**RECORDS SHOWN**
----

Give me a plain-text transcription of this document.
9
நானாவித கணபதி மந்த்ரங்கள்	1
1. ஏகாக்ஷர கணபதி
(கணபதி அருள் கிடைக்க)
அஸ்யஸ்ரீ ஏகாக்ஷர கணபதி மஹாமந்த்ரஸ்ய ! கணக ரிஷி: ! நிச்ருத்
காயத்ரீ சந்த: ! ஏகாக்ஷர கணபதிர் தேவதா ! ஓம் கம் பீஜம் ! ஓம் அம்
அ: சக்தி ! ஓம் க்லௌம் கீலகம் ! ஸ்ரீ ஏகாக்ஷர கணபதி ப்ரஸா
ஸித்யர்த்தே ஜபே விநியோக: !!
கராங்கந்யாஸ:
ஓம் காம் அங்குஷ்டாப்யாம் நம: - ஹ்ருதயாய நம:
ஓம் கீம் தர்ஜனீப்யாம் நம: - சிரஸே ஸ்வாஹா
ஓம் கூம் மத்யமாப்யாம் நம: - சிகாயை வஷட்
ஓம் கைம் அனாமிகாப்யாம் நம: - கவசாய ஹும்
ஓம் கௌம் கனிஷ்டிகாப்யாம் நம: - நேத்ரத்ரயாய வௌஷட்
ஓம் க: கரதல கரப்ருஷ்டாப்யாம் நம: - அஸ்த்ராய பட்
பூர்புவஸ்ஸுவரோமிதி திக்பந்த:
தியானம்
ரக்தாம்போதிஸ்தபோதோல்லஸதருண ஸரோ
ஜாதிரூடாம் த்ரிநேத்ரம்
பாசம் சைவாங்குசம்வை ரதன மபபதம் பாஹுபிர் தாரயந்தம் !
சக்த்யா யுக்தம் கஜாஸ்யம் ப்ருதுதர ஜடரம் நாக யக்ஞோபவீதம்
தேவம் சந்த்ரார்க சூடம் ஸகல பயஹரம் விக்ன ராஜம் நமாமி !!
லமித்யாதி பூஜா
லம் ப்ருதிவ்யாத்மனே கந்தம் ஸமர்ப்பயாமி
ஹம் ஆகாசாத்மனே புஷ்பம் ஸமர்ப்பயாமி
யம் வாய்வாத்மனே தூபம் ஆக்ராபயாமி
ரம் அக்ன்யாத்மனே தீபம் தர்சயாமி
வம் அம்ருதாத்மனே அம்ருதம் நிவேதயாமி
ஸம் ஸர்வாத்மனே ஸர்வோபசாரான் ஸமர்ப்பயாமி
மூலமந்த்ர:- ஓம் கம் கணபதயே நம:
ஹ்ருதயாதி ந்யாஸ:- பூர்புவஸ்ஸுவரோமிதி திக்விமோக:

----

**EXERCISE DIRECTIONS**
All of the entries above should be written out again exactly.

**RESPONSE TO THIS TASK**
Give me a plain-text transcription of this document.
9
நானாவித கணபதி மந்த்ரங்கள்	1
1. ஏகாக்ஷர கணபதி
(கணபதி அருள் கிடைக்க)
அஸ்யஸ்ரீ ஏகாக்ஷர கணபதி மஹாமந்த்ரஸ்ய ! கணக ரிஷி: ! நிச்ருத்
காயத்ரீ சந்த: ! ஏகாக்ஷர கணபதிர் தேவதா ! ஓம் கம் பீஜம் ! ஓம் அம்
அ: சக்தி ! ஓம் க்லௌம் கீலகம் ! ஸ்ரீ ஏகாக்ஷர கணபதி ப்ரஸா
ஸித்யர்த்தே ஜபே விநியோக: !!
கராங்கந்யாஸ:
ஓம் காம் அங்குஷ்டாப்யாம் நம: - ஹ்ருதயாய நம:
ஓம் கீம் தர்ஜனீப்யாம் நம: - சிரஸே ஸ்வாஹா
ஓம் கூம் மத்யமாப்யாம் நம: - சிகாயை வஷட்
ஓம் கைம் அனாமிகாப்யாம் நம: - கவசாய ஹும்
ஓம் கௌம் கனிஷ்டிகாப்யாம் நம: - நேத்ரத்ரயாய வௌஷட்
ஓம் க: கரதல கரப்ருஷ்டாப்யாம் நம: - அஸ்த்ராய பட்
பூர்புவஸ்ஸுவரோமிதி திக்பந்த:
தியானம்
ரக்தாம்போதிஸ்தபோதோல்லஸதருண ஸரோ
ஜாதிரூடாம் த்ரிநேத்ரம்
பாசம் சைவாங்குசம்வை ரதன மபபதம் பாஹுபிர் தாரயந்தம் !
சக்த்யா யுக்தம் கஜாஸ்யம் ப்ருதுதர ஜடரம் நாக யக்ஞோபவீதம்
தேவம் சந்த்ரார்க சூடம் ஸகல பயஹரம் விக்ன ராஜம் நமாமி !!
லமித்யாதி பூஜா
லம் ப்ருதிவ்யாத்மனே கந்தம் ஸமர்ப்பயாமி
ஹம் ஆகாசாத்மனே புஷ்பம் ஸமர்ப்பயாமி
யம் வாய்வாத்மனே தூபம் ஆக்ராபயாமி
ரம் அக்ன்யாத்மனே தீபம் தர்சயாமி
வம் அம்ருதாத்மனே அம்ருதம் நிவேதயாமி
ஸம் ஸர்வாத்மனே ஸர்வோபசாரான் ஸமர்ப்பயாமி
மூலமந்த்ர:- ஓம் கம் கணபதயே நம:
ஹ்ருதயாதி ந்யாஸ:- பூர்புவஸ்ஸுவரோமிதி திக்விமோக:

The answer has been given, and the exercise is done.